*Task goal:*
Convert the lines from the start of the listing up to and including the line with "active-cases-title: Active cases" into a JSON list of strings, one string per line and no blank lines.

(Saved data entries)

○ ○ ○ ○ ○ ○ ○

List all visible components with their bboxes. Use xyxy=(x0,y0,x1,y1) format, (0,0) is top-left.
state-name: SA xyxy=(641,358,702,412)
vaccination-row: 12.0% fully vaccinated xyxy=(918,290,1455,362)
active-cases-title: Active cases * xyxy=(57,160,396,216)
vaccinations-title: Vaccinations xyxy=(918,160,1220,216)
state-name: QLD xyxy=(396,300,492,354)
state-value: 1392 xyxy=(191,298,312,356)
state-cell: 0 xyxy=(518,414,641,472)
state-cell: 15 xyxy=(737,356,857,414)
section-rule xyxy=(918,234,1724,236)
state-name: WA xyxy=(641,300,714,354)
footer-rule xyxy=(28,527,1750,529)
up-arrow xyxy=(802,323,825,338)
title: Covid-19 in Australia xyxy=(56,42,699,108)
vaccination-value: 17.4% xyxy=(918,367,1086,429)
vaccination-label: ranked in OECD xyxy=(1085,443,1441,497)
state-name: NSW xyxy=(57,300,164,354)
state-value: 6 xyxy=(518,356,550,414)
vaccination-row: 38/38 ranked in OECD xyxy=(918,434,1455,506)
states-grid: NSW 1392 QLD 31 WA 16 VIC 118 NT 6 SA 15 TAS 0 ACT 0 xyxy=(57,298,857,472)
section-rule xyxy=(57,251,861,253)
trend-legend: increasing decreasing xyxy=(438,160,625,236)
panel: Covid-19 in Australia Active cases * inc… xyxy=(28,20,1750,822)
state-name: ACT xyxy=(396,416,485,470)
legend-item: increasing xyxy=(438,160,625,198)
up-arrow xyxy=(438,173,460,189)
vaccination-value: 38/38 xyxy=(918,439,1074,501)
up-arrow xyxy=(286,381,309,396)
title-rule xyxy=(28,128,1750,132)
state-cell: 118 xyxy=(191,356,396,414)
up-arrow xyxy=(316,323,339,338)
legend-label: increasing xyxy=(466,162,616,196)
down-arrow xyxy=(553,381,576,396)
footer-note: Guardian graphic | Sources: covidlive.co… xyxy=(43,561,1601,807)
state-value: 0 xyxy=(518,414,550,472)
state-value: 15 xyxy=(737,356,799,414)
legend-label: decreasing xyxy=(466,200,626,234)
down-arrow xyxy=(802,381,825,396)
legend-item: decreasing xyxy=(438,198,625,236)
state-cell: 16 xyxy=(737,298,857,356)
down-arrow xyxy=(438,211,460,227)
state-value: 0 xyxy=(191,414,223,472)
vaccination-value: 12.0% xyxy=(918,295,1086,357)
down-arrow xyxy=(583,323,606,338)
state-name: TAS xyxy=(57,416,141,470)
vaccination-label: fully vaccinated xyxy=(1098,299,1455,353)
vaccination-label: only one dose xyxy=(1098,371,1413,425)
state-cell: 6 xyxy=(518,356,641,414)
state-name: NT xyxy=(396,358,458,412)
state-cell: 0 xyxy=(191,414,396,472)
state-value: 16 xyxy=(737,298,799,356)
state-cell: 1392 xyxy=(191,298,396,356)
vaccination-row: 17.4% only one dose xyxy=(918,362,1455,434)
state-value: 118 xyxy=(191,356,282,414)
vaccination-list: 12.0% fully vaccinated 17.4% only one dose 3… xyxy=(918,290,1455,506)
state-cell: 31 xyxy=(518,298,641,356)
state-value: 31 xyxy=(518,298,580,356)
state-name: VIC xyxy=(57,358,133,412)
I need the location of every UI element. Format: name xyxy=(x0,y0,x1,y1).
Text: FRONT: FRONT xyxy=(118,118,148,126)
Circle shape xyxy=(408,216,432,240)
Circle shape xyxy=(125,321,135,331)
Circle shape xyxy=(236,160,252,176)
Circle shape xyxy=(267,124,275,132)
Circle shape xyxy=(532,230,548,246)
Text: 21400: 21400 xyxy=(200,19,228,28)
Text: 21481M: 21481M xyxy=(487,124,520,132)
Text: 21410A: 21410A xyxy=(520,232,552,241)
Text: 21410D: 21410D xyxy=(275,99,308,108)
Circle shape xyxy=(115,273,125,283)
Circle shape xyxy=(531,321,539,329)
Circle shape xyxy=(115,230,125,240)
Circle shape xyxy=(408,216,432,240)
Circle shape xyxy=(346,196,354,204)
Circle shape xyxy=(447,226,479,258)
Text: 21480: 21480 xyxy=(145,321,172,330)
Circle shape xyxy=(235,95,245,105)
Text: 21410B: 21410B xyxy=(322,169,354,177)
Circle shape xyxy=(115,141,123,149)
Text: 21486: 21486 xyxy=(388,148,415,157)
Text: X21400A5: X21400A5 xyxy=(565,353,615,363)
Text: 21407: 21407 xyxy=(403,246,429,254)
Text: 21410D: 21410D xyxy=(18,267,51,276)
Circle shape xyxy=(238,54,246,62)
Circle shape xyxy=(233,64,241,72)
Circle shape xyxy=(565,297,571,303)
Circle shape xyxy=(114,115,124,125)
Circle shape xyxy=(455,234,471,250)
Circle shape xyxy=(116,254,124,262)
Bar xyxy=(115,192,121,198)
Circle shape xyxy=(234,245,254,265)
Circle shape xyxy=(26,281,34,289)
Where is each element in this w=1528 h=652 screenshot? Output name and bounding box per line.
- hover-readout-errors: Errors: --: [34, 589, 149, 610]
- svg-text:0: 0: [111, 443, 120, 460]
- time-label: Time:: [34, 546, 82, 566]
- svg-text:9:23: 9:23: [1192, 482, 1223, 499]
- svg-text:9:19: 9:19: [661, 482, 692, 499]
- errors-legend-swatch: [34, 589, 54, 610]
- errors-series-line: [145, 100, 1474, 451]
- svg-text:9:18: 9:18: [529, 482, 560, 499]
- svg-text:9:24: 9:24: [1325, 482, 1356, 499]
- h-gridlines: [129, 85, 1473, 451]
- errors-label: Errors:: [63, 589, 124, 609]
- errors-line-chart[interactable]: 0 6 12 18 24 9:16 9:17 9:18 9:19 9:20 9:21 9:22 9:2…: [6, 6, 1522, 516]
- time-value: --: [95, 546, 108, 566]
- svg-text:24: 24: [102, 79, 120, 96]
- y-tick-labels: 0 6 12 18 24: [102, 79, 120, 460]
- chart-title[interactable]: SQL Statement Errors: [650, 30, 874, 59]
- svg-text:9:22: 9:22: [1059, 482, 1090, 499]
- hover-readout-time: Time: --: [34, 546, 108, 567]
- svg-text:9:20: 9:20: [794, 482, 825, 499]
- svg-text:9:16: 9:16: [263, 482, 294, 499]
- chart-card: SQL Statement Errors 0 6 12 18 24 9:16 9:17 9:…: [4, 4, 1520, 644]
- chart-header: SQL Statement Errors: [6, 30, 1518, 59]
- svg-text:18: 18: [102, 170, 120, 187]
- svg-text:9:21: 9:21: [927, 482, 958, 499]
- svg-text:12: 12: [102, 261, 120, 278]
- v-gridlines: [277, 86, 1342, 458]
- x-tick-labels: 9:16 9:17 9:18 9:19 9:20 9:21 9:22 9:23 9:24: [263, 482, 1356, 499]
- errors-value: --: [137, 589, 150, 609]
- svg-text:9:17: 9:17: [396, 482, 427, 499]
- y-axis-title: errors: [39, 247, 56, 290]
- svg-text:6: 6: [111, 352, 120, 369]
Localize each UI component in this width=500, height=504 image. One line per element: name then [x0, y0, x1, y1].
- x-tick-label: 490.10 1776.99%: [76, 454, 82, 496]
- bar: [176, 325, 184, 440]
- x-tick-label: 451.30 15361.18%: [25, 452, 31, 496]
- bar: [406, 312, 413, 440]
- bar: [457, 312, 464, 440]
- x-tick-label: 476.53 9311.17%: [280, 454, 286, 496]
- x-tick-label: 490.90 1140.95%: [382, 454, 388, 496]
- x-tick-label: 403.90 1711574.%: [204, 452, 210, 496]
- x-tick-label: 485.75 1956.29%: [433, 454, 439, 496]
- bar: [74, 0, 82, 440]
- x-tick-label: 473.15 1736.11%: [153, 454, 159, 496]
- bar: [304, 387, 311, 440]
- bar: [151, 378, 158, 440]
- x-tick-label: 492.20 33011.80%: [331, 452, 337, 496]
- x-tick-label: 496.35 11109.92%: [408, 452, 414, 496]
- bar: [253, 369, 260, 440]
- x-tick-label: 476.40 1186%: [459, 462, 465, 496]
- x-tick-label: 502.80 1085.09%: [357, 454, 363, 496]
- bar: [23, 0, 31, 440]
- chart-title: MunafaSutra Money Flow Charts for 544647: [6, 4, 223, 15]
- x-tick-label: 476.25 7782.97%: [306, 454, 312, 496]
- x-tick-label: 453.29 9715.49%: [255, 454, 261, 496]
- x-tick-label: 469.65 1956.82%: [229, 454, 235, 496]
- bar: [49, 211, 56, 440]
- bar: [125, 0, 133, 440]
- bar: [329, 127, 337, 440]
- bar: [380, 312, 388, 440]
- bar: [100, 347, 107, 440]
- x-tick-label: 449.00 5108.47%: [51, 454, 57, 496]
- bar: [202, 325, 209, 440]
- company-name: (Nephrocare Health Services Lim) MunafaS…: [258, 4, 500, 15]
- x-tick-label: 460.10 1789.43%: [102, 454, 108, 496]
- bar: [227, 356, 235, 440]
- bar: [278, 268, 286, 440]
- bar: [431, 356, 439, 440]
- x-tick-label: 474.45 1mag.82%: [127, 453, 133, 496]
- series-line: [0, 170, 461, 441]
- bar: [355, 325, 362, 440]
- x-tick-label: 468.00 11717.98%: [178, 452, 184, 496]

○ ○ ○ ○ ○ ○ ○

*Solution below:*
[
  "List all visible components with their bboxes. Use xyxy=(x0,y0,x1,y1) format, (0,0) is top-left.",
  "state-name: SA xyxy=(641,358,702,412)",
  "vaccination-row: 12.0% fully vaccinated xyxy=(918,290,1455,362)",
  "active-cases-title: Active cases * xyxy=(57,160,396,216)"
]